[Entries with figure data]
··········

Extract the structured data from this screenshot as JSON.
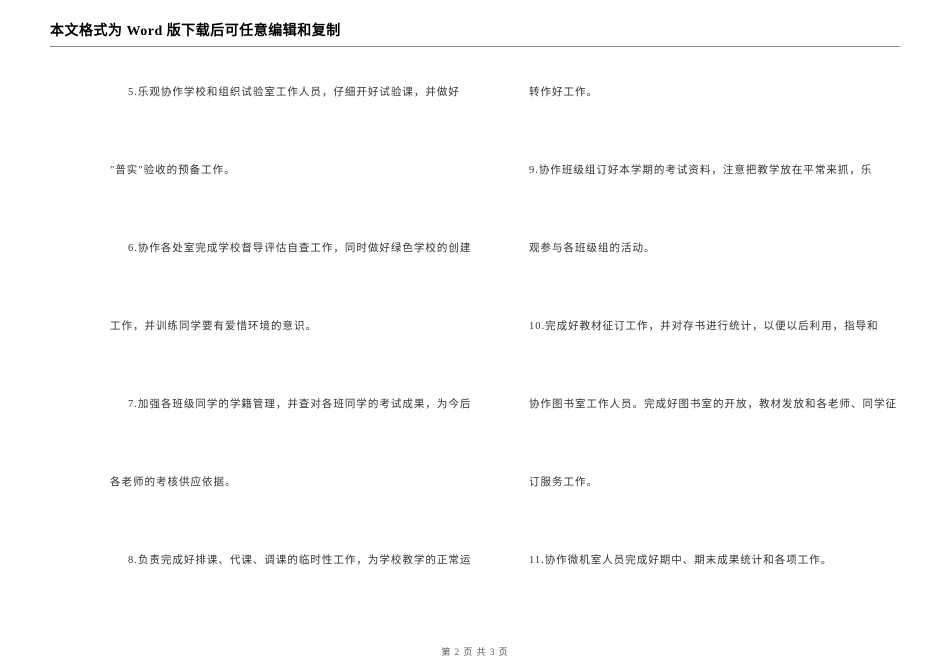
{
  "header": {
    "title": "本文格式为 Word 版下载后可任意编辑和复制"
  },
  "leftColumn": {
    "p1": "5.乐观协作学校和组织试验室工作人员，仔细开好试验课，并做好",
    "p2": "\"普实\"验收的预备工作。",
    "p3": "6.协作各处室完成学校督导评估自查工作，同时做好绿色学校的创建",
    "p4": "工作，并训练同学要有爱惜环境的意识。",
    "p5": "7.加强各班级同学的学籍管理，并查对各班同学的考试成果，为今后",
    "p6": "各老师的考核供应依据。",
    "p7": "8.负责完成好排课、代课、调课的临时性工作，为学校教学的正常运"
  },
  "rightColumn": {
    "p1": "转作好工作。",
    "p2": "9.协作班级组订好本学期的考试资料，注意把教学放在平常来抓，乐",
    "p3": "观参与各班级组的活动。",
    "p4": "10.完成好教材征订工作，并对存书进行统计，以便以后利用，指导和",
    "p5": "协作图书室工作人员。完成好图书室的开放，教材发放和各老师、同学征",
    "p6": "订服务工作。",
    "p7": "11.协作微机室人员完成好期中、期末成果统计和各项工作。"
  },
  "footer": {
    "text": "第 2 页 共 3 页"
  },
  "style": {
    "background": "#ffffff",
    "textColor": "#333333",
    "headerBorderColor": "#888888",
    "bodyFontSize": 10.5,
    "headerFontSize": 14,
    "footerFontSize": 9
  }
}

··········

- GIVEN REQUEST:
The material above holds pictures; copy everything else in it exactly.

- EXERCISE RESULT:
Extract the structured data from this screenshot as JSON.
{
  "header": {
    "title": "本文格式为 Word 版下载后可任意编辑和复制"
  },
  "leftColumn": {
    "p1": "5.乐观协作学校和组织试验室工作人员，仔细开好试验课，并做好",
    "p2": "\"普实\"验收的预备工作。",
    "p3": "6.协作各处室完成学校督导评估自查工作，同时做好绿色学校的创建",
    "p4": "工作，并训练同学要有爱惜环境的意识。",
    "p5": "7.加强各班级同学的学籍管理，并查对各班同学的考试成果，为今后",
    "p6": "各老师的考核供应依据。",
    "p7": "8.负责完成好排课、代课、调课的临时性工作，为学校教学的正常运"
  },
  "rightColumn": {
    "p1": "转作好工作。",
    "p2": "9.协作班级组订好本学期的考试资料，注意把教学放在平常来抓，乐",
    "p3": "观参与各班级组的活动。",
    "p4": "10.完成好教材征订工作，并对存书进行统计，以便以后利用，指导和",
    "p5": "协作图书室工作人员。完成好图书室的开放，教材发放和各老师、同学征",
    "p6": "订服务工作。",
    "p7": "11.协作微机室人员完成好期中、期末成果统计和各项工作。"
  },
  "footer": {
    "text": "第 2 页 共 3 页"
  },
  "style": {
    "background": "#ffffff",
    "textColor": "#333333",
    "headerBorderColor": "#888888",
    "bodyFontSize": 10.5,
    "headerFontSize": 14,
    "footerFontSize": 9
  }
}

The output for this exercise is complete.